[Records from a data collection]
## START
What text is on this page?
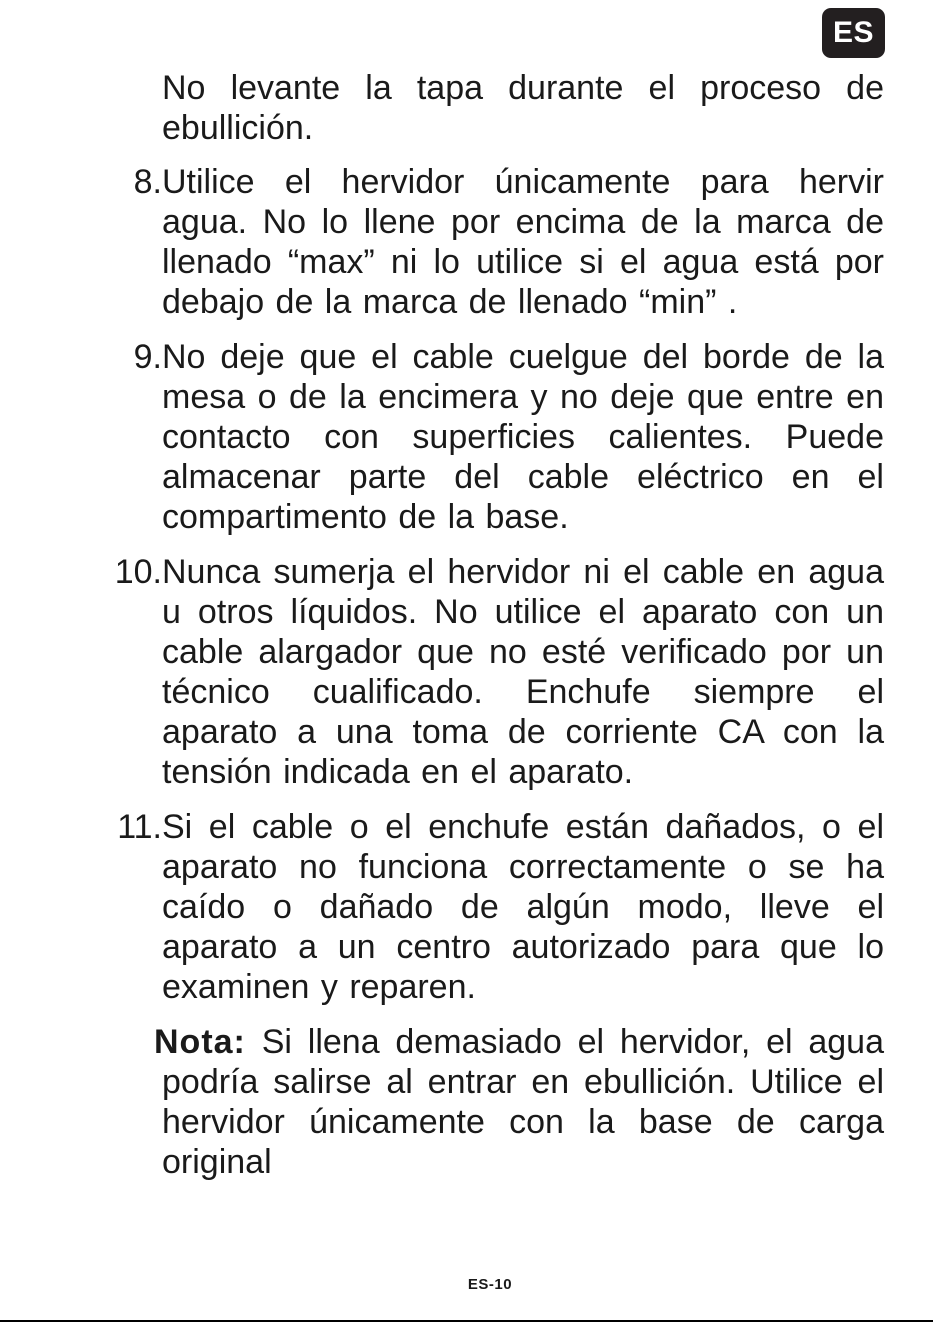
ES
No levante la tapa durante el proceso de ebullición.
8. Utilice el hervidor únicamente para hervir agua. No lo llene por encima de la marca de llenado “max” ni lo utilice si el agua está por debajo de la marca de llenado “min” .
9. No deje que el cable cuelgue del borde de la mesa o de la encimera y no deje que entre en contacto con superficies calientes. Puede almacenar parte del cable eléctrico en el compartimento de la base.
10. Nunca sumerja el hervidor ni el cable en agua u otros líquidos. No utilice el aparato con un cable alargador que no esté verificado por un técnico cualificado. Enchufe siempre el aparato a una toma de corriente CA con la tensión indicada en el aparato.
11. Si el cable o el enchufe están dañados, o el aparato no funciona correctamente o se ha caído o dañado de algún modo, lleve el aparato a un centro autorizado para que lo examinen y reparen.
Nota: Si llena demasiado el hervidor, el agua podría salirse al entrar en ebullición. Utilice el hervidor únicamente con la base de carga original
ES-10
## END
### What the task asks
Exclude every picture and copy the remaining data exactly.

### Answer in full
What text is on this page?
ES
No levante la tapa durante el proceso de ebullición.
8. Utilice el hervidor únicamente para hervir agua. No lo llene por encima de la marca de llenado “max” ni lo utilice si el agua está por debajo de la marca de llenado “min” .
9. No deje que el cable cuelgue del borde de la mesa o de la encimera y no deje que entre en contacto con superficies calientes. Puede almacenar parte del cable eléctrico en el compartimento de la base.
10. Nunca sumerja el hervidor ni el cable en agua u otros líquidos. No utilice el aparato con un cable alargador que no esté verificado por un técnico cualificado. Enchufe siempre el aparato a una toma de corriente CA con la tensión indicada en el aparato.
11. Si el cable o el enchufe están dañados, o el aparato no funciona correctamente o se ha caído o dañado de algún modo, lleve el aparato a un centro autorizado para que lo examinen y reparen.
Nota: Si llena demasiado el hervidor, el agua podría salirse al entrar en ebullición. Utilice el hervidor únicamente con la base de carga original
ES-10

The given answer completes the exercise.